- **THE EXERCISE**: Print all records exactly, leaving nothing out.

- **RECORDS TO PROCESS**:
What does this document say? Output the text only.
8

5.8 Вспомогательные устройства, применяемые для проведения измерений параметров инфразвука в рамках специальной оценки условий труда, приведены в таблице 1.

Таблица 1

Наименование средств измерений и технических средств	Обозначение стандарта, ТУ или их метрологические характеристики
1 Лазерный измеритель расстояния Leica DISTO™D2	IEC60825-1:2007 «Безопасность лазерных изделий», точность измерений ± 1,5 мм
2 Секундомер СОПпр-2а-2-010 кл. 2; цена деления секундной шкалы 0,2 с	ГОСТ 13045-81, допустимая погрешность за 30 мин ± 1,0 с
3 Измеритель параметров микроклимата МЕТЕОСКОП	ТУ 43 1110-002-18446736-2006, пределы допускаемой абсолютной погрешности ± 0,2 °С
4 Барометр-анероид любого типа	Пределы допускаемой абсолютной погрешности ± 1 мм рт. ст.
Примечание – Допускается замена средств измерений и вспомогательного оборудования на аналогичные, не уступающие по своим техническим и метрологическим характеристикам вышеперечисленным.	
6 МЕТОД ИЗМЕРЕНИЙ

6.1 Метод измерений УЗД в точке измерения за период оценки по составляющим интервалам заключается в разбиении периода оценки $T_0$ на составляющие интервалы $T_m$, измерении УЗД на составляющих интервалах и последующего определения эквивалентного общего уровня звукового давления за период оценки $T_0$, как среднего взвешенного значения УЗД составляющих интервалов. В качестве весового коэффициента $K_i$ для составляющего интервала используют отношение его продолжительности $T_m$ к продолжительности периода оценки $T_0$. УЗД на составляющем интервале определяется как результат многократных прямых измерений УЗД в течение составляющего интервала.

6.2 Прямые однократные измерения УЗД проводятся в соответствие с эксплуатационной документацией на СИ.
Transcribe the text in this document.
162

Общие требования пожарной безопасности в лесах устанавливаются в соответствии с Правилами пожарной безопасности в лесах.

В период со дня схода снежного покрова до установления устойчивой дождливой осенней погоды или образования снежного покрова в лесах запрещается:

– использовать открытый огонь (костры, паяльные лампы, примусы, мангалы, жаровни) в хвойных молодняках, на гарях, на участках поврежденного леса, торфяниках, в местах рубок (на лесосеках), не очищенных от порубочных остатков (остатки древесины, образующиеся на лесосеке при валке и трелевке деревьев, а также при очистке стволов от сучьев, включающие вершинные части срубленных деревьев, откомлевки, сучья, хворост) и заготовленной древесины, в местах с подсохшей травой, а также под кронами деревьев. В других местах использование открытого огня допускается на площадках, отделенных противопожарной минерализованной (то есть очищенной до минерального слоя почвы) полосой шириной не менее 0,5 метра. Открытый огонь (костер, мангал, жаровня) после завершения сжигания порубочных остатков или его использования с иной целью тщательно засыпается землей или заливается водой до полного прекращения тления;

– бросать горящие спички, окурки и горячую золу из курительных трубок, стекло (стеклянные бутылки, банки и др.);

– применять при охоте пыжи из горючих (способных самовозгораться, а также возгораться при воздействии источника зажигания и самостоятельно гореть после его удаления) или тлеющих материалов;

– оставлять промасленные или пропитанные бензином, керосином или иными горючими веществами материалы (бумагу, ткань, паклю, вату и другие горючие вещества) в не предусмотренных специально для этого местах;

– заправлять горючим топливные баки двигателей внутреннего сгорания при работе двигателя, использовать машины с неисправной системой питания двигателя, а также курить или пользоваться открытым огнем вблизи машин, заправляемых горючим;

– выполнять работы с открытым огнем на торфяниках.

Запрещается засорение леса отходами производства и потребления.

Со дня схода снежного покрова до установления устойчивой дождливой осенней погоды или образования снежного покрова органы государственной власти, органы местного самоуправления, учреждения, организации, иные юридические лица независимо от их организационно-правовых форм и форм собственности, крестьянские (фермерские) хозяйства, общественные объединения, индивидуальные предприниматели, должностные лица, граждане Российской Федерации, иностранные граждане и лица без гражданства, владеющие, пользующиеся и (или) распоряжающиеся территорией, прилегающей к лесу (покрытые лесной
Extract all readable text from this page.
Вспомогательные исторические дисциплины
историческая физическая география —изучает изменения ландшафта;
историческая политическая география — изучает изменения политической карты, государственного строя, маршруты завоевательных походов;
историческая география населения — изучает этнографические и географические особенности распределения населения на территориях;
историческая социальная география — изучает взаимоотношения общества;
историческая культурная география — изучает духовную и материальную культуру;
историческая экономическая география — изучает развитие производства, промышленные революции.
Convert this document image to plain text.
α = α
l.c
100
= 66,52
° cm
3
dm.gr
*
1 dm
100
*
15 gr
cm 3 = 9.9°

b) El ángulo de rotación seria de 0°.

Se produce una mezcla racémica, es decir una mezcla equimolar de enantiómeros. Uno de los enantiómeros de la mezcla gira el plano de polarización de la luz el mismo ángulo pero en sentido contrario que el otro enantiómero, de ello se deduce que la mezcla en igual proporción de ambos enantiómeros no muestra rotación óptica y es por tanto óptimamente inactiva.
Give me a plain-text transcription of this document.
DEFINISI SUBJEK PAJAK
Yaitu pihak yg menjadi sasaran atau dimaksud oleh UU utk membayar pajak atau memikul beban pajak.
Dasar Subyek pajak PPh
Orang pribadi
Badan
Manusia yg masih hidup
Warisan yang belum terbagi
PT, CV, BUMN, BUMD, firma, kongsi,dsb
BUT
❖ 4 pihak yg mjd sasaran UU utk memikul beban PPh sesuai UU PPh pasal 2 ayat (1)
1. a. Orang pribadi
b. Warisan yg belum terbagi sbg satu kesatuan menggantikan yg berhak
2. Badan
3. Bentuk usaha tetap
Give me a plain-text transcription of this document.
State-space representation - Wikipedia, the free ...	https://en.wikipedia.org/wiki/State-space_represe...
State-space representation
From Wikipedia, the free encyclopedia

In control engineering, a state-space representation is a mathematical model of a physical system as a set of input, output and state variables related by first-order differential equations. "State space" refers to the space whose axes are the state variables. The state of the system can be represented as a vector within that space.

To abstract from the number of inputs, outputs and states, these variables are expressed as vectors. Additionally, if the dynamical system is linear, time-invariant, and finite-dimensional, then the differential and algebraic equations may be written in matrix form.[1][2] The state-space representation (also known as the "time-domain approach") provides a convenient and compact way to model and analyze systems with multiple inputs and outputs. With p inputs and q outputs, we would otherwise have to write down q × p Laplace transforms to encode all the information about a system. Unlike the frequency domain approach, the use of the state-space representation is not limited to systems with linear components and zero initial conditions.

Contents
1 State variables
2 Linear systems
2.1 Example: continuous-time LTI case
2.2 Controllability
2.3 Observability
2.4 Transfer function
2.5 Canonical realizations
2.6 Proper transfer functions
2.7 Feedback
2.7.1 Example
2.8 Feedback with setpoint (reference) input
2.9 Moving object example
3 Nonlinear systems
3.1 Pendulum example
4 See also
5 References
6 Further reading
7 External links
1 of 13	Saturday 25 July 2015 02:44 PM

- **WORKED ANSWER**:
What does this document say? Output the text only.
8

5.8 Вспомогательные устройства, применяемые для проведения измерений параметров инфразвука в рамках специальной оценки условий труда, приведены в таблице 1.

Таблица 1

Наименование средств измерений и технических средств	Обозначение стандарта, ТУ или их метрологические характеристики
1 Лазерный измеритель расстояния Leica DISTO™D2	IEC60825-1:2007 «Безопасность лазерных изделий», точность измерений ± 1,5 мм
2 Секундомер СОПпр-2а-2-010 кл. 2; цена деления секундной шкалы 0,2 с	ГОСТ 13045-81, допустимая погрешность за 30 мин ± 1,0 с
3 Измеритель параметров микроклимата МЕТЕОСКОП	ТУ 43 1110-002-18446736-2006, пределы допускаемой абсолютной погрешности ± 0,2 °С
4 Барометр-анероид любого типа	Пределы допускаемой абсолютной погрешности ± 1 мм рт. ст.
Примечание – Допускается замена средств измерений и вспомогательного оборудования на аналогичные, не уступающие по своим техническим и метрологическим характеристикам вышеперечисленным.	
6 МЕТОД ИЗМЕРЕНИЙ

6.1 Метод измерений УЗД в точке измерения за период оценки по составляющим интервалам заключается в разбиении периода оценки $T_0$ на составляющие интервалы $T_m$, измерении УЗД на составляющих интервалах и последующего определения эквивалентного общего уровня звукового давления за период оценки $T_0$, как среднего взвешенного значения УЗД составляющих интервалов. В качестве весового коэффициента $K_i$ для составляющего интервала используют отношение его продолжительности $T_m$ к продолжительности периода оценки $T_0$. УЗД на составляющем интервале определяется как результат многократных прямых измерений УЗД в течение составляющего интервала.

6.2 Прямые однократные измерения УЗД проводятся в соответствие с эксплуатационной документацией на СИ.
Transcribe the text in this document.
162

Общие требования пожарной безопасности в лесах устанавливаются в соответствии с Правилами пожарной безопасности в лесах.

В период со дня схода снежного покрова до установления устойчивой дождливой осенней погоды или образования снежного покрова в лесах запрещается:

– использовать открытый огонь (костры, паяльные лампы, примусы, мангалы, жаровни) в хвойных молодняках, на гарях, на участках поврежденного леса, торфяниках, в местах рубок (на лесосеках), не очищенных от порубочных остатков (остатки древесины, образующиеся на лесосеке при валке и трелевке деревьев, а также при очистке стволов от сучьев, включающие вершинные части срубленных деревьев, откомлевки, сучья, хворост) и заготовленной древесины, в местах с подсохшей травой, а также под кронами деревьев. В других местах использование открытого огня допускается на площадках, отделенных противопожарной минерализованной (то есть очищенной до минерального слоя почвы) полосой шириной не менее 0,5 метра. Открытый огонь (костер, мангал, жаровня) после завершения сжигания порубочных остатков или его использования с иной целью тщательно засыпается землей или заливается водой до полного прекращения тления;

– бросать горящие спички, окурки и горячую золу из курительных трубок, стекло (стеклянные бутылки, банки и др.);

– применять при охоте пыжи из горючих (способных самовозгораться, а также возгораться при воздействии источника зажигания и самостоятельно гореть после его удаления) или тлеющих материалов;

– оставлять промасленные или пропитанные бензином, керосином или иными горючими веществами материалы (бумагу, ткань, паклю, вату и другие горючие вещества) в не предусмотренных специально для этого местах;

– заправлять горючим топливные баки двигателей внутреннего сгорания при работе двигателя, использовать машины с неисправной системой питания двигателя, а также курить или пользоваться открытым огнем вблизи машин, заправляемых горючим;

– выполнять работы с открытым огнем на торфяниках.

Запрещается засорение леса отходами производства и потребления.

Со дня схода снежного покрова до установления устойчивой дождливой осенней погоды или образования снежного покрова органы государственной власти, органы местного самоуправления, учреждения, организации, иные юридические лица независимо от их организационно-правовых форм и форм собственности, крестьянские (фермерские) хозяйства, общественные объединения, индивидуальные предприниматели, должностные лица, граждане Российской Федерации, иностранные граждане и лица без гражданства, владеющие, пользующиеся и (или) распоряжающиеся территорией, прилегающей к лесу (покрытые лесной
Extract all readable text from this page.
Вспомогательные исторические дисциплины
историческая физическая география —изучает изменения ландшафта;
историческая политическая география — изучает изменения политической карты, государственного строя, маршруты завоевательных походов;
историческая география населения — изучает этнографические и географические особенности распределения населения на территориях;
историческая социальная география — изучает взаимоотношения общества;
историческая культурная география — изучает духовную и материальную культуру;
историческая экономическая география — изучает развитие производства, промышленные революции.
Convert this document image to plain text.
α = α
l.c
100
= 66,52
° cm
3
dm.gr
*
1 dm
100
*
15 gr
cm 3 = 9.9°

b) El ángulo de rotación seria de 0°.

Se produce una mezcla racémica, es decir una mezcla equimolar de enantiómeros. Uno de los enantiómeros de la mezcla gira el plano de polarización de la luz el mismo ángulo pero en sentido contrario que el otro enantiómero, de ello se deduce que la mezcla en igual proporción de ambos enantiómeros no muestra rotación óptica y es por tanto óptimamente inactiva.
Give me a plain-text transcription of this document.
DEFINISI SUBJEK PAJAK
Yaitu pihak yg menjadi sasaran atau dimaksud oleh UU utk membayar pajak atau memikul beban pajak.
Dasar Subyek pajak PPh
Orang pribadi
Badan
Manusia yg masih hidup
Warisan yang belum terbagi
PT, CV, BUMN, BUMD, firma, kongsi,dsb
BUT
❖ 4 pihak yg mjd sasaran UU utk memikul beban PPh sesuai UU PPh pasal 2 ayat (1)
1. a. Orang pribadi
b. Warisan yg belum terbagi sbg satu kesatuan menggantikan yg berhak
2. Badan
3. Bentuk usaha tetap
Give me a plain-text transcription of this document.
State-space representation - Wikipedia, the free ...	https://en.wikipedia.org/wiki/State-space_represe...
State-space representation
From Wikipedia, the free encyclopedia

In control engineering, a state-space representation is a mathematical model of a physical system as a set of input, output and state variables related by first-order differential equations. "State space" refers to the space whose axes are the state variables. The state of the system can be represented as a vector within that space.

To abstract from the number of inputs, outputs and states, these variables are expressed as vectors. Additionally, if the dynamical system is linear, time-invariant, and finite-dimensional, then the differential and algebraic equations may be written in matrix form.[1][2] The state-space representation (also known as the "time-domain approach") provides a convenient and compact way to model and analyze systems with multiple inputs and outputs. With p inputs and q outputs, we would otherwise have to write down q × p Laplace transforms to encode all the information about a system. Unlike the frequency domain approach, the use of the state-space representation is not limited to systems with linear components and zero initial conditions.

Contents
1 State variables
2 Linear systems
2.1 Example: continuous-time LTI case
2.2 Controllability
2.3 Observability
2.4 Transfer function
2.5 Canonical realizations
2.6 Proper transfer functions
2.7 Feedback
2.7.1 Example
2.8 Feedback with setpoint (reference) input
2.9 Moving object example
3 Nonlinear systems
3.1 Pendulum example
4 See also
5 References
6 Further reading
7 External links
1 of 13	Saturday 25 July 2015 02:44 PM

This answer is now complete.